Task data:
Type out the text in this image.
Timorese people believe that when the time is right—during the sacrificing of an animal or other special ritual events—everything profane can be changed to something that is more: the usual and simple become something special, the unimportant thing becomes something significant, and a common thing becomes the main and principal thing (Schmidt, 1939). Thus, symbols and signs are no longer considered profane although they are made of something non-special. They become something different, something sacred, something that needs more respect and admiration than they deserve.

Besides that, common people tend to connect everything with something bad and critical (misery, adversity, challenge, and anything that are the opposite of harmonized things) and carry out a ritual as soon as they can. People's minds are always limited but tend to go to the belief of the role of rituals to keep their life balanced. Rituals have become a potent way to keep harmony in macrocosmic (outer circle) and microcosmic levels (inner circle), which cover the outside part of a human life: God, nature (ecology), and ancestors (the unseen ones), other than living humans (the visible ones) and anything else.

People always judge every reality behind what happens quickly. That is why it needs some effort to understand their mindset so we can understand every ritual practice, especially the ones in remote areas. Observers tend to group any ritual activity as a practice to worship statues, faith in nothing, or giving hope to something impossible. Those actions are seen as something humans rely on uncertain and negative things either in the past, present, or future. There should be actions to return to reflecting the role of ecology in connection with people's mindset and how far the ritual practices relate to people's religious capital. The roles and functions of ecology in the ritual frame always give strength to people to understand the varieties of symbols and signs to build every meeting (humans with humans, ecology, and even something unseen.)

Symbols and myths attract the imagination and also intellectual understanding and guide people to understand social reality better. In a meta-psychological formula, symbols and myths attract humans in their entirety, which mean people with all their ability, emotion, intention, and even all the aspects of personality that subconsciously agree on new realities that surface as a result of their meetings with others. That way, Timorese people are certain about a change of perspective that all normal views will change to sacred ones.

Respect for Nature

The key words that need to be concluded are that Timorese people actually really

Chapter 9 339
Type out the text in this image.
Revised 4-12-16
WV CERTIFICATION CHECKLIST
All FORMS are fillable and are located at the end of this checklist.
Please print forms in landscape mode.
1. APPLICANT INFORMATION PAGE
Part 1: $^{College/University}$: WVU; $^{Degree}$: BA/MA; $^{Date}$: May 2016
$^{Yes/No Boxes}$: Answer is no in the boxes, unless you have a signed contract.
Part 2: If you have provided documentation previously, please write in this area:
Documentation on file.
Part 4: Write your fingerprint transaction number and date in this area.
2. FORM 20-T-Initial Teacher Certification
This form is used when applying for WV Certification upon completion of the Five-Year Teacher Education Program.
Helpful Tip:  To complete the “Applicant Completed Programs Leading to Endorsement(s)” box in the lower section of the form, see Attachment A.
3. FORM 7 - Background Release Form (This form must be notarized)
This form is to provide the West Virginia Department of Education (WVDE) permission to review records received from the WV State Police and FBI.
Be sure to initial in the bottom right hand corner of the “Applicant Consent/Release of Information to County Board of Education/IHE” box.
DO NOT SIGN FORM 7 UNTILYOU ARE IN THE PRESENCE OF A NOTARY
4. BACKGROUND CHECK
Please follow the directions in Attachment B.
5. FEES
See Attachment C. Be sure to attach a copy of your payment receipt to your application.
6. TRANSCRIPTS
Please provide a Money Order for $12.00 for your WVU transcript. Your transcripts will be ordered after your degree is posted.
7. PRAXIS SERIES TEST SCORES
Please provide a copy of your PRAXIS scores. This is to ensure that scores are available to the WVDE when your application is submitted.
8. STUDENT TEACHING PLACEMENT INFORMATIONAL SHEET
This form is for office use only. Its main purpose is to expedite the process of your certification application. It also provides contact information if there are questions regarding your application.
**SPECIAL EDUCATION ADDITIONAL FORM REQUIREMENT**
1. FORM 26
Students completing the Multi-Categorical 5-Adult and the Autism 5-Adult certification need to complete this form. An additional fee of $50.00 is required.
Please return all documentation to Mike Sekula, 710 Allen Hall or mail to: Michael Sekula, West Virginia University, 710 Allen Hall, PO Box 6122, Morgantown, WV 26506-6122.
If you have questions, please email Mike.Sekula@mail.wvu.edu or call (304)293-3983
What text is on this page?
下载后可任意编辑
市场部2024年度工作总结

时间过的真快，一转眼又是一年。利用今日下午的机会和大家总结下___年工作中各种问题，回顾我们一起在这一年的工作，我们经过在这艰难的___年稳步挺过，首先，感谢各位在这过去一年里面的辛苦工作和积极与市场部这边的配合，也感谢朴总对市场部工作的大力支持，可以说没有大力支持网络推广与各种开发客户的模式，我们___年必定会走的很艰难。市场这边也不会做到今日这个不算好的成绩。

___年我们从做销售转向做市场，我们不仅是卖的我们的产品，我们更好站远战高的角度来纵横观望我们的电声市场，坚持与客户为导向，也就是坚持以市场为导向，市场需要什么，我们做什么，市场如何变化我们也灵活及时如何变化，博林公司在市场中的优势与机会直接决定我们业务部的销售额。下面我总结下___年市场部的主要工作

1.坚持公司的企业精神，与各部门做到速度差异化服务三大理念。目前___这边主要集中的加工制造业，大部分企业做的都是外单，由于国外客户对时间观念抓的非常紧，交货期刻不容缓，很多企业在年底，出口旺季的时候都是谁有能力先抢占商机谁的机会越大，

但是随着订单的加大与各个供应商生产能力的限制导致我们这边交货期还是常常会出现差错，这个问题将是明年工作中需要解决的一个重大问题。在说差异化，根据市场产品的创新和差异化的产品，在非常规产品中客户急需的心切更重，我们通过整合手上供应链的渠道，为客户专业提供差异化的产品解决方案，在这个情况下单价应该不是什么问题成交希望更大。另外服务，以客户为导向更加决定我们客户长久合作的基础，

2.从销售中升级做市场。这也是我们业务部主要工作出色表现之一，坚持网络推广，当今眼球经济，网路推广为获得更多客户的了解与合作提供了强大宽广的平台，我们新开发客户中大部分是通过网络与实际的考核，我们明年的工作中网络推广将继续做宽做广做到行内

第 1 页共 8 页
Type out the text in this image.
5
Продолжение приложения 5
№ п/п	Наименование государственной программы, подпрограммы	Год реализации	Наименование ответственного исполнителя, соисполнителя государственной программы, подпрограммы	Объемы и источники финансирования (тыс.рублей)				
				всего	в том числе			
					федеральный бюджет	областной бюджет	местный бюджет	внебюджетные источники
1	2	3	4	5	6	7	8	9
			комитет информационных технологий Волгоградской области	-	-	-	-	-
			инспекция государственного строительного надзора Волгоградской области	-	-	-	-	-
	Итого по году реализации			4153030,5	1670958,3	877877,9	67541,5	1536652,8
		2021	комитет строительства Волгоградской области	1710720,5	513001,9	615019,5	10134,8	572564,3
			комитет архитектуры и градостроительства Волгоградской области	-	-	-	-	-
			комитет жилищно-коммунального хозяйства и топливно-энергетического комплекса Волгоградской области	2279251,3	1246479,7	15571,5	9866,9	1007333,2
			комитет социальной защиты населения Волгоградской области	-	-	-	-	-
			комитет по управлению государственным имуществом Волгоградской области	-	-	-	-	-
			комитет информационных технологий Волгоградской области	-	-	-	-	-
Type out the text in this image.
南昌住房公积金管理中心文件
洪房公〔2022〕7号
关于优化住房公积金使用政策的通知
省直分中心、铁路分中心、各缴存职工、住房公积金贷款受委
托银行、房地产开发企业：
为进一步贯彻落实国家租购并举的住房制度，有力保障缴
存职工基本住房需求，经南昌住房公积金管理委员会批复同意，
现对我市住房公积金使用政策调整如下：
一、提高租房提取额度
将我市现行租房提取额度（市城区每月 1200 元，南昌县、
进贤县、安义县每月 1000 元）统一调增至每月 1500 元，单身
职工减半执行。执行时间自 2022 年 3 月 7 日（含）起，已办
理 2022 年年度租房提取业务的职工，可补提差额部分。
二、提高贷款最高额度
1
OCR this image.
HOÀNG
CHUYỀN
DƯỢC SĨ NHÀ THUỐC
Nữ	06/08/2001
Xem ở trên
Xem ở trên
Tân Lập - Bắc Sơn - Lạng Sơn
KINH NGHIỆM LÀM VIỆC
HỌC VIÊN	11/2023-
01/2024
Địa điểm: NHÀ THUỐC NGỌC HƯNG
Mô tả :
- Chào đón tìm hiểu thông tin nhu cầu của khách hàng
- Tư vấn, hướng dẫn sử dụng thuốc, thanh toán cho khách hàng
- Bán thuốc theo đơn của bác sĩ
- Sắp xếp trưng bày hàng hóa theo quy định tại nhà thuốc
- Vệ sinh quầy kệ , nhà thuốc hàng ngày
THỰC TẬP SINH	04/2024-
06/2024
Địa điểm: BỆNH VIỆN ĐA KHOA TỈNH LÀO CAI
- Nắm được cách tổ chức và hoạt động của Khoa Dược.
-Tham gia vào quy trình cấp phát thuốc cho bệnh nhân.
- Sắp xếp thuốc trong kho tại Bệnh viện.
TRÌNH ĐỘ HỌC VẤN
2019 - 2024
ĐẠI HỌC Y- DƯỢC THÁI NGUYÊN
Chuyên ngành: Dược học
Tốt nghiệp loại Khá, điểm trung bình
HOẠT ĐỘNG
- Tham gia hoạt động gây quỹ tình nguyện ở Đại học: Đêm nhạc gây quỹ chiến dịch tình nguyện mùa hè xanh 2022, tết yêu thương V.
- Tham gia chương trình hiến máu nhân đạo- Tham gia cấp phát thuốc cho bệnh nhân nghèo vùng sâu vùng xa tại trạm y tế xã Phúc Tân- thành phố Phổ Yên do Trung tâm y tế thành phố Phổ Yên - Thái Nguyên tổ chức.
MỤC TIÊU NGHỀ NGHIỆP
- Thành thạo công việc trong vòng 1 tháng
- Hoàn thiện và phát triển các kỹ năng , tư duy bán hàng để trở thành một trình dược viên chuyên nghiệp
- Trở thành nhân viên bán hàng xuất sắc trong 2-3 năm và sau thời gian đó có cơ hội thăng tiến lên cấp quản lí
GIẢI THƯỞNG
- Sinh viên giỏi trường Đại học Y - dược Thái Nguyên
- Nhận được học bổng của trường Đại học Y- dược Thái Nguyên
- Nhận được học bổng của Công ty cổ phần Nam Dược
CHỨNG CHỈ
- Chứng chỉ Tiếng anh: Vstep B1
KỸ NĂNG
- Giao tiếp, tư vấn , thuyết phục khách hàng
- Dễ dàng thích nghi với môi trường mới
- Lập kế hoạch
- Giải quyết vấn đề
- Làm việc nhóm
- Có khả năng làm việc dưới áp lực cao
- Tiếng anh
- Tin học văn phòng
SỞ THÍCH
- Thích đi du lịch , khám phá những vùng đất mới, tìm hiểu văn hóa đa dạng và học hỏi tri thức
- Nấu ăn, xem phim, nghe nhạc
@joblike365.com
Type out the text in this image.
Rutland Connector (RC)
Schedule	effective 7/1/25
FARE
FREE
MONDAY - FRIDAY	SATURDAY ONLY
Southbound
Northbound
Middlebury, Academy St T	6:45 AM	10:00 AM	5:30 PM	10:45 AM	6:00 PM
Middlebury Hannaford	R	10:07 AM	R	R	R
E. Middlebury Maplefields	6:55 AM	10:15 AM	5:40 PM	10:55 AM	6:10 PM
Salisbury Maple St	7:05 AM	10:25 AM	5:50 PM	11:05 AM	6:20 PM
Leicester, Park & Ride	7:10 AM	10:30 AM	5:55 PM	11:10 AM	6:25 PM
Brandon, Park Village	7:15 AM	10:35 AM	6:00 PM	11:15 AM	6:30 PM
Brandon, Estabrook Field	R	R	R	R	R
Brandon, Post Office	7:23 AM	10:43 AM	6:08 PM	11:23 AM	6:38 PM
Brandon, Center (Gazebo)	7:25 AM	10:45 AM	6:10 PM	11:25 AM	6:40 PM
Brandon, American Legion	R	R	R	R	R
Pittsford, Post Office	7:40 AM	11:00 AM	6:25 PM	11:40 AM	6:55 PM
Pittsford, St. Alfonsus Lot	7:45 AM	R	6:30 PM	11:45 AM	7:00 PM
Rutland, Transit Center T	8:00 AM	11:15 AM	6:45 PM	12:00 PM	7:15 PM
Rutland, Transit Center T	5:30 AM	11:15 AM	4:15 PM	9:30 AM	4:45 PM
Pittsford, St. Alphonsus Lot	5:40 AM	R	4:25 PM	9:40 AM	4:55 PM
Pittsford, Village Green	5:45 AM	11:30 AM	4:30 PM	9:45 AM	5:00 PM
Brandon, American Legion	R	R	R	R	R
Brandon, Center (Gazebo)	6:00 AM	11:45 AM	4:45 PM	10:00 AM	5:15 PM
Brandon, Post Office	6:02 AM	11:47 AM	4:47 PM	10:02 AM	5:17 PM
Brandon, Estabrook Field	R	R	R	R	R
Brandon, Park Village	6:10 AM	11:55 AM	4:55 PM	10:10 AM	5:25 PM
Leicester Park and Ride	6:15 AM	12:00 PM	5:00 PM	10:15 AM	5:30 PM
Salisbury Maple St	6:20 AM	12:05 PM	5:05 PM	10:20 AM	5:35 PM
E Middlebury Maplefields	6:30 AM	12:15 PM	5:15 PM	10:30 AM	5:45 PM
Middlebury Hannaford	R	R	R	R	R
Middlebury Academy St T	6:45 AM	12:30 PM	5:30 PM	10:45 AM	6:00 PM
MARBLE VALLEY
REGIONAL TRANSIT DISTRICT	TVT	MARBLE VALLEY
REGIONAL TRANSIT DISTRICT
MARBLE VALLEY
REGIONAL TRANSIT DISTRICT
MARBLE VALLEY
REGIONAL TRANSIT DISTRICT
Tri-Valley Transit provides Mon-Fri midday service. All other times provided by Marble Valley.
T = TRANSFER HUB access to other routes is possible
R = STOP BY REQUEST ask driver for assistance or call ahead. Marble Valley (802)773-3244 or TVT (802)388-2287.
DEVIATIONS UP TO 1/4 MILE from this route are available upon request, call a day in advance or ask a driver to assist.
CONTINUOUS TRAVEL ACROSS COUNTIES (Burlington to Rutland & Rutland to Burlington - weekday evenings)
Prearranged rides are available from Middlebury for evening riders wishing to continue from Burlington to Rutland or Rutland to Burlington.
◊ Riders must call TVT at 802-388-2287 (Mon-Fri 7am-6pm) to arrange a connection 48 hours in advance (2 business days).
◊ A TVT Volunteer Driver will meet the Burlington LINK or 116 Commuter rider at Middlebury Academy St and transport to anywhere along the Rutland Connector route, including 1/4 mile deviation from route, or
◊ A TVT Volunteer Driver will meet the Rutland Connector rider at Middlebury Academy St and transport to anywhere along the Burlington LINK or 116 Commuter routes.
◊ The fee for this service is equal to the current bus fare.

Challenge:
Scan the lines above for "from", then copy every one that has it.

Result of the task:
This form is to provide the West Virginia Department of Education (WVDE) permission to review records received from the WV State Police and FBI.
DEVIATIONS UP TO 1/4 MILE from this route are available upon request, call a day in advance or ask a driver to assist.
Prearranged rides are available from Middlebury for evening riders wishing to continue from Burlington to Rutland or Rutland to Burlington.
◊ A TVT Volunteer Driver will meet the Burlington LINK or 116 Commuter rider at Middlebury Academy St and transport to anywhere along the Rutland Connector route, including 1/4 mile deviation from route, or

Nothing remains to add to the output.